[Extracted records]
● ● ● ●
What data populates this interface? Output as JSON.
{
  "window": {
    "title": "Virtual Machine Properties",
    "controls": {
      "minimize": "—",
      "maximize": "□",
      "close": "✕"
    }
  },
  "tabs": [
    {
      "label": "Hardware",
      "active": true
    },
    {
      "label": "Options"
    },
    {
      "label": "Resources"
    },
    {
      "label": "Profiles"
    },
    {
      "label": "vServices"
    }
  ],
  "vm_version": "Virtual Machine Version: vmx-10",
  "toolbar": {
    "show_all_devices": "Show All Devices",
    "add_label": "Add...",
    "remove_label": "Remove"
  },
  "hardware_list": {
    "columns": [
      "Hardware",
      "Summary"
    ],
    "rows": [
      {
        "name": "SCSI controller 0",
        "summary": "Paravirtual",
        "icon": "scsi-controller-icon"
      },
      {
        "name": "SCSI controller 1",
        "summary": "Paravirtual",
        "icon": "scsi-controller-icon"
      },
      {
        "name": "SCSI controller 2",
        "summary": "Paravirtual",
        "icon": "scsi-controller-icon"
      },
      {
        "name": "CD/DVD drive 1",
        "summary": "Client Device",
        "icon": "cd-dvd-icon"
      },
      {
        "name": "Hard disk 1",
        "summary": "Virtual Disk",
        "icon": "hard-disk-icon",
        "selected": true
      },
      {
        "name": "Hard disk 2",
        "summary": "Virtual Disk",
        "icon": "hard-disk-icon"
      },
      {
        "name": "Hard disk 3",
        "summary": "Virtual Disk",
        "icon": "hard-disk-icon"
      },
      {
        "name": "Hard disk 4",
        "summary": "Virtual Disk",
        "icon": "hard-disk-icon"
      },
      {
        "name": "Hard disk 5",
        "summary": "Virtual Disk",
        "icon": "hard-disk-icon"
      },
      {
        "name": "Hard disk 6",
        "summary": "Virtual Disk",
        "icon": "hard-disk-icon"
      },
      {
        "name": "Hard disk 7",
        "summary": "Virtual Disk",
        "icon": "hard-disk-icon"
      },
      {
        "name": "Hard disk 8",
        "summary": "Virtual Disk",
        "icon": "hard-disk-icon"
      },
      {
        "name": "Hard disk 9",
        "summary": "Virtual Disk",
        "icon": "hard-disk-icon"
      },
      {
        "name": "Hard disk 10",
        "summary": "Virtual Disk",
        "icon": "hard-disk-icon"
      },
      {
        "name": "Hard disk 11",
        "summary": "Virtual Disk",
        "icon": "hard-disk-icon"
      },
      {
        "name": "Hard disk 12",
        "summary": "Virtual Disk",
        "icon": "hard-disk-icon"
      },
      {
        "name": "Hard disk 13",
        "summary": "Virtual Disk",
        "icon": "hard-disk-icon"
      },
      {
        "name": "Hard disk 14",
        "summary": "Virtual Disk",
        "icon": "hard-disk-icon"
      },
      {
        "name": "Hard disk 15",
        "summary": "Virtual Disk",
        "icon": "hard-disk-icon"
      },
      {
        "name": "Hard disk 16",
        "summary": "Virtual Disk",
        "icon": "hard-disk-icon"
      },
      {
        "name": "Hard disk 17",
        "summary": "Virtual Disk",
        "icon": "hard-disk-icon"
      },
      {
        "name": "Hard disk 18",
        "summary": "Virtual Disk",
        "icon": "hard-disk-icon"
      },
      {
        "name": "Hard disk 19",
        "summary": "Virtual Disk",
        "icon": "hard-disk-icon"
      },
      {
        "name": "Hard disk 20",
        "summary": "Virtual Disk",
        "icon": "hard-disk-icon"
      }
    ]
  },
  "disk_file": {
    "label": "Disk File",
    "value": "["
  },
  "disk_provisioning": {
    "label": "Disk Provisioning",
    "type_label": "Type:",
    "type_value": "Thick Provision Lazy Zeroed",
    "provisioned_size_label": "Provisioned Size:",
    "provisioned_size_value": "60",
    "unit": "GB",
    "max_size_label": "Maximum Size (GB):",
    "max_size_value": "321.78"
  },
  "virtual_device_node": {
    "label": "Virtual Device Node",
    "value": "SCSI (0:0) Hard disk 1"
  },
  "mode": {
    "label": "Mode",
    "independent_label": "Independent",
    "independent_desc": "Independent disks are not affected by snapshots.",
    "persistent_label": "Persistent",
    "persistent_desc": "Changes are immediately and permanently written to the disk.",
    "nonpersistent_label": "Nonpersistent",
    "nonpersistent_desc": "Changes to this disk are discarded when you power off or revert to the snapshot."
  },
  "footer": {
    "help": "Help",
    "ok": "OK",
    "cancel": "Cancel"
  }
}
● ● ● ●
• What to produce
Determine how many of the lines above hold the word "Independent", and output that number by itself.

• Reply
2